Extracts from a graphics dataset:
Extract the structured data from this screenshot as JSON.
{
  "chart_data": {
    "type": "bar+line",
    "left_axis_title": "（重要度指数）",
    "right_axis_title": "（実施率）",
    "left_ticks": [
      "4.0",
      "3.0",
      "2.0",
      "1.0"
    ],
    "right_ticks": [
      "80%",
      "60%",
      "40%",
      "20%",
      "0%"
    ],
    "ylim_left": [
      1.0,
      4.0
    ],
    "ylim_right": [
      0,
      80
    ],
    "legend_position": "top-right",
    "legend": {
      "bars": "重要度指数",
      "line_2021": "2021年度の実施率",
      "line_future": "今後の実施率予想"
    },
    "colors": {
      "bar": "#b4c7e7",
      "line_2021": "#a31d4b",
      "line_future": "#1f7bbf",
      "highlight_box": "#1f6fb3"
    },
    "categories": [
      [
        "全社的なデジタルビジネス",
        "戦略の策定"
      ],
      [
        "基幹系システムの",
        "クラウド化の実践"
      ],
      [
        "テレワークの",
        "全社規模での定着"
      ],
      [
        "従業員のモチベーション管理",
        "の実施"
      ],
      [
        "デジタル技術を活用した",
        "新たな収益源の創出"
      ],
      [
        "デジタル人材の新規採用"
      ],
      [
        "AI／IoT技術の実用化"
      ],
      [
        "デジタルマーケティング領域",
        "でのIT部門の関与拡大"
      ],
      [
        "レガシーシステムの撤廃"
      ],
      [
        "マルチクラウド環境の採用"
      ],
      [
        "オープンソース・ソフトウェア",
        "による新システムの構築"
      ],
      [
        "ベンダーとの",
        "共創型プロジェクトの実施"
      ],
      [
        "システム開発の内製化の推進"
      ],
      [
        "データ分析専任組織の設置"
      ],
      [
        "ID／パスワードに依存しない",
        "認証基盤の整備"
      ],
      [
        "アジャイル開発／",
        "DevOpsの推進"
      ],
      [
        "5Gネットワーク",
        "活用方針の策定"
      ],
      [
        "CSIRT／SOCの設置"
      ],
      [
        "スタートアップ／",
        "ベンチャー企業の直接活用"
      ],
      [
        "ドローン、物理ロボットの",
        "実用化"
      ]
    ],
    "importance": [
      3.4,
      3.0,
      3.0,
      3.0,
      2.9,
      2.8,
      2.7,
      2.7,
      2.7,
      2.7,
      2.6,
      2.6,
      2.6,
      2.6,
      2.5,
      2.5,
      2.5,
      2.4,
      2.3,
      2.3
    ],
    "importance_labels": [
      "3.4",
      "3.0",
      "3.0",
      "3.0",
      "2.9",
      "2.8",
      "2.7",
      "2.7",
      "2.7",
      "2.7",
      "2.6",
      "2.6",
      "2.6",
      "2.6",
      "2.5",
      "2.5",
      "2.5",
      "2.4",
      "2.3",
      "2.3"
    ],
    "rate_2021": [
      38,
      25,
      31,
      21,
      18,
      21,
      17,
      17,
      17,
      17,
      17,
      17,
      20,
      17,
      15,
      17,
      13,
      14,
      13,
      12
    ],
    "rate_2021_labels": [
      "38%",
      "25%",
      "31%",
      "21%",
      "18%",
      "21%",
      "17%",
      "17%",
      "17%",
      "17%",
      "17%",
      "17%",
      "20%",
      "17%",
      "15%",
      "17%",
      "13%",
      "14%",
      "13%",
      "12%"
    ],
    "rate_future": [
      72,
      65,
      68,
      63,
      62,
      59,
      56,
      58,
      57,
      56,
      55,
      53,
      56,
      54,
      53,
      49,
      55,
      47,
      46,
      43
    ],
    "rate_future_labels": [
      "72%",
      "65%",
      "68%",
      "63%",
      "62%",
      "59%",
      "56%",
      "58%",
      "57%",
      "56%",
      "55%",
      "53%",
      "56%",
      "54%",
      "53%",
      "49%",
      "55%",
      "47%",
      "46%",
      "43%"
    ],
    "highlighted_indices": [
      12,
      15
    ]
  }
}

● Short exercise
Take the lines above and retype all of them exactly.

● Complete response
Extract the structured data from this screenshot as JSON.
{
  "chart_data": {
    "type": "bar+line",
    "left_axis_title": "（重要度指数）",
    "right_axis_title": "（実施率）",
    "left_ticks": [
      "4.0",
      "3.0",
      "2.0",
      "1.0"
    ],
    "right_ticks": [
      "80%",
      "60%",
      "40%",
      "20%",
      "0%"
    ],
    "ylim_left": [
      1.0,
      4.0
    ],
    "ylim_right": [
      0,
      80
    ],
    "legend_position": "top-right",
    "legend": {
      "bars": "重要度指数",
      "line_2021": "2021年度の実施率",
      "line_future": "今後の実施率予想"
    },
    "colors": {
      "bar": "#b4c7e7",
      "line_2021": "#a31d4b",
      "line_future": "#1f7bbf",
      "highlight_box": "#1f6fb3"
    },
    "categories": [
      [
        "全社的なデジタルビジネス",
        "戦略の策定"
      ],
      [
        "基幹系システムの",
        "クラウド化の実践"
      ],
      [
        "テレワークの",
        "全社規模での定着"
      ],
      [
        "従業員のモチベーション管理",
        "の実施"
      ],
      [
        "デジタル技術を活用した",
        "新たな収益源の創出"
      ],
      [
        "デジタル人材の新規採用"
      ],
      [
        "AI／IoT技術の実用化"
      ],
      [
        "デジタルマーケティング領域",
        "でのIT部門の関与拡大"
      ],
      [
        "レガシーシステムの撤廃"
      ],
      [
        "マルチクラウド環境の採用"
      ],
      [
        "オープンソース・ソフトウェア",
        "による新システムの構築"
      ],
      [
        "ベンダーとの",
        "共創型プロジェクトの実施"
      ],
      [
        "システム開発の内製化の推進"
      ],
      [
        "データ分析専任組織の設置"
      ],
      [
        "ID／パスワードに依存しない",
        "認証基盤の整備"
      ],
      [
        "アジャイル開発／",
        "DevOpsの推進"
      ],
      [
        "5Gネットワーク",
        "活用方針の策定"
      ],
      [
        "CSIRT／SOCの設置"
      ],
      [
        "スタートアップ／",
        "ベンチャー企業の直接活用"
      ],
      [
        "ドローン、物理ロボットの",
        "実用化"
      ]
    ],
    "importance": [
      3.4,
      3.0,
      3.0,
      3.0,
      2.9,
      2.8,
      2.7,
      2.7,
      2.7,
      2.7,
      2.6,
      2.6,
      2.6,
      2.6,
      2.5,
      2.5,
      2.5,
      2.4,
      2.3,
      2.3
    ],
    "importance_labels": [
      "3.4",
      "3.0",
      "3.0",
      "3.0",
      "2.9",
      "2.8",
      "2.7",
      "2.7",
      "2.7",
      "2.7",
      "2.6",
      "2.6",
      "2.6",
      "2.6",
      "2.5",
      "2.5",
      "2.5",
      "2.4",
      "2.3",
      "2.3"
    ],
    "rate_2021": [
      38,
      25,
      31,
      21,
      18,
      21,
      17,
      17,
      17,
      17,
      17,
      17,
      20,
      17,
      15,
      17,
      13,
      14,
      13,
      12
    ],
    "rate_2021_labels": [
      "38%",
      "25%",
      "31%",
      "21%",
      "18%",
      "21%",
      "17%",
      "17%",
      "17%",
      "17%",
      "17%",
      "17%",
      "20%",
      "17%",
      "15%",
      "17%",
      "13%",
      "14%",
      "13%",
      "12%"
    ],
    "rate_future": [
      72,
      65,
      68,
      63,
      62,
      59,
      56,
      58,
      57,
      56,
      55,
      53,
      56,
      54,
      53,
      49,
      55,
      47,
      46,
      43
    ],
    "rate_future_labels": [
      "72%",
      "65%",
      "68%",
      "63%",
      "62%",
      "59%",
      "56%",
      "58%",
      "57%",
      "56%",
      "55%",
      "53%",
      "56%",
      "54%",
      "53%",
      "49%",
      "55%",
      "47%",
      "46%",
      "43%"
    ],
    "highlighted_indices": [
      12,
      15
    ]
  }
}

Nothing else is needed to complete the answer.